===== Information provided
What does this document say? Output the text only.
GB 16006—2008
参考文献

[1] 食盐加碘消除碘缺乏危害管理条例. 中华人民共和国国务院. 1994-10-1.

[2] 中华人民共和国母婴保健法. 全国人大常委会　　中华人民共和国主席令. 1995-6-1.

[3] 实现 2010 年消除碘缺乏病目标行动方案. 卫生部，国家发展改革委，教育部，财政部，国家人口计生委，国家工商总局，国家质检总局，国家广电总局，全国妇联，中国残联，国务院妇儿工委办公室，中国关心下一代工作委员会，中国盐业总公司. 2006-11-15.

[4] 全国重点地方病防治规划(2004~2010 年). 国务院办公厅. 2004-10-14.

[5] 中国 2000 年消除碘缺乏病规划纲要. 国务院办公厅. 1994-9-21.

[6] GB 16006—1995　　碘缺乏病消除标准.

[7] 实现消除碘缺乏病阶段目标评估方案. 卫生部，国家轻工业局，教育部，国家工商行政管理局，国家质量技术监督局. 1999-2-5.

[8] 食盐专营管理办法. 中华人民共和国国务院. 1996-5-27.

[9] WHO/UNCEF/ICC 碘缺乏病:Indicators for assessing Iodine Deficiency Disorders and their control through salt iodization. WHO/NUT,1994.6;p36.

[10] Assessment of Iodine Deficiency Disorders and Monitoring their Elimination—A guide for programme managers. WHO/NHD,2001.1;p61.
==========
Copy out each line exactly as written.

What does this document say? Output the text only.
GB 16006—2008
参考文献

[1] 食盐加碘消除碘缺乏危害管理条例. 中华人民共和国国务院. 1994-10-1.

[2] 中华人民共和国母婴保健法. 全国人大常委会　　中华人民共和国主席令. 1995-6-1.

[3] 实现 2010 年消除碘缺乏病目标行动方案. 卫生部，国家发展改革委，教育部，财政部，国家人口计生委，国家工商总局，国家质检总局，国家广电总局，全国妇联，中国残联，国务院妇儿工委办公室，中国关心下一代工作委员会，中国盐业总公司. 2006-11-15.

[4] 全国重点地方病防治规划(2004~2010 年). 国务院办公厅. 2004-10-14.

[5] 中国 2000 年消除碘缺乏病规划纲要. 国务院办公厅. 1994-9-21.

[6] GB 16006—1995　　碘缺乏病消除标准.

[7] 实现消除碘缺乏病阶段目标评估方案. 卫生部，国家轻工业局，教育部，国家工商行政管理局，国家质量技术监督局. 1999-2-5.

[8] 食盐专营管理办法. 中华人民共和国国务院. 1996-5-27.

[9] WHO/UNCEF/ICC 碘缺乏病:Indicators for assessing Iodine Deficiency Disorders and their control through salt iodization. WHO/NUT,1994.6;p36.

[10] Assessment of Iodine Deficiency Disorders and Monitoring their Elimination—A guide for programme managers. WHO/NHD,2001.1;p61.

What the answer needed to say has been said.